■ Directive
Find every line below that contains the word "Friday" and copy it out.

■ Listed records

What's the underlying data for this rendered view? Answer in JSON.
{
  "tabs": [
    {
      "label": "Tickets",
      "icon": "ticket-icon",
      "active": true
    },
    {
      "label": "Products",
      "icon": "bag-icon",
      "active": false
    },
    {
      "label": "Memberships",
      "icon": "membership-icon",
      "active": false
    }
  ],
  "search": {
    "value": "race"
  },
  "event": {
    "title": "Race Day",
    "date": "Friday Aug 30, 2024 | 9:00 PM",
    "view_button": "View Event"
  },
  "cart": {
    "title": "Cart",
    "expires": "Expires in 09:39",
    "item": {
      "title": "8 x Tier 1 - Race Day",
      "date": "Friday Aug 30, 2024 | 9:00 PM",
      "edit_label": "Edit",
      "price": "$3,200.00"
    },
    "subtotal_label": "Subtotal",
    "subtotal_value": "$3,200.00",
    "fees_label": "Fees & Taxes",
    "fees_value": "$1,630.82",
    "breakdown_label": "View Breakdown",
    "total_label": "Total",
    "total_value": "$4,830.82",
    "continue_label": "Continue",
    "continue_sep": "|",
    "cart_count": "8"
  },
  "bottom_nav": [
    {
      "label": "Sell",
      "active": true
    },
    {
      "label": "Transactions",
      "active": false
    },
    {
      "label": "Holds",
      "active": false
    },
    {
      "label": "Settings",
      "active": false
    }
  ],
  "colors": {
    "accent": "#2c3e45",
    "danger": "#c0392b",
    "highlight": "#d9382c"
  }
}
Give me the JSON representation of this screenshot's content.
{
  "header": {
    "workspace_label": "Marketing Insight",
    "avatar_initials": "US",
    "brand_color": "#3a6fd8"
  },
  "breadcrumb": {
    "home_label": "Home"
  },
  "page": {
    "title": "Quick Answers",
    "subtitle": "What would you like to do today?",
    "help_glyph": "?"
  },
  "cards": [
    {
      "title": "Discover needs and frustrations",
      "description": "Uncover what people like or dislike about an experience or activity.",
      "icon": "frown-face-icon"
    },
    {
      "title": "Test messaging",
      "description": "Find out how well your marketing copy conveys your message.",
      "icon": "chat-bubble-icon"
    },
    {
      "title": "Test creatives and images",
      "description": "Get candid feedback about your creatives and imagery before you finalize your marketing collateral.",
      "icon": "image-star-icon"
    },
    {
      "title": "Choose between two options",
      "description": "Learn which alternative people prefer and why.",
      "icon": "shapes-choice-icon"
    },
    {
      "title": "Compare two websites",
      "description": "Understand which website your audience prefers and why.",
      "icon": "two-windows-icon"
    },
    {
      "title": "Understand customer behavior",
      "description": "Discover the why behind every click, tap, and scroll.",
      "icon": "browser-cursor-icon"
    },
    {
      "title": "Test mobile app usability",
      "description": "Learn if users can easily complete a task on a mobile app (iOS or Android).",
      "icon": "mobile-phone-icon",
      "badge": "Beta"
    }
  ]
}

■ Correct response
    "date": "Friday Aug 30, 2024 | 9:00 PM",
      "date": "Friday Aug 30, 2024 | 9:00 PM",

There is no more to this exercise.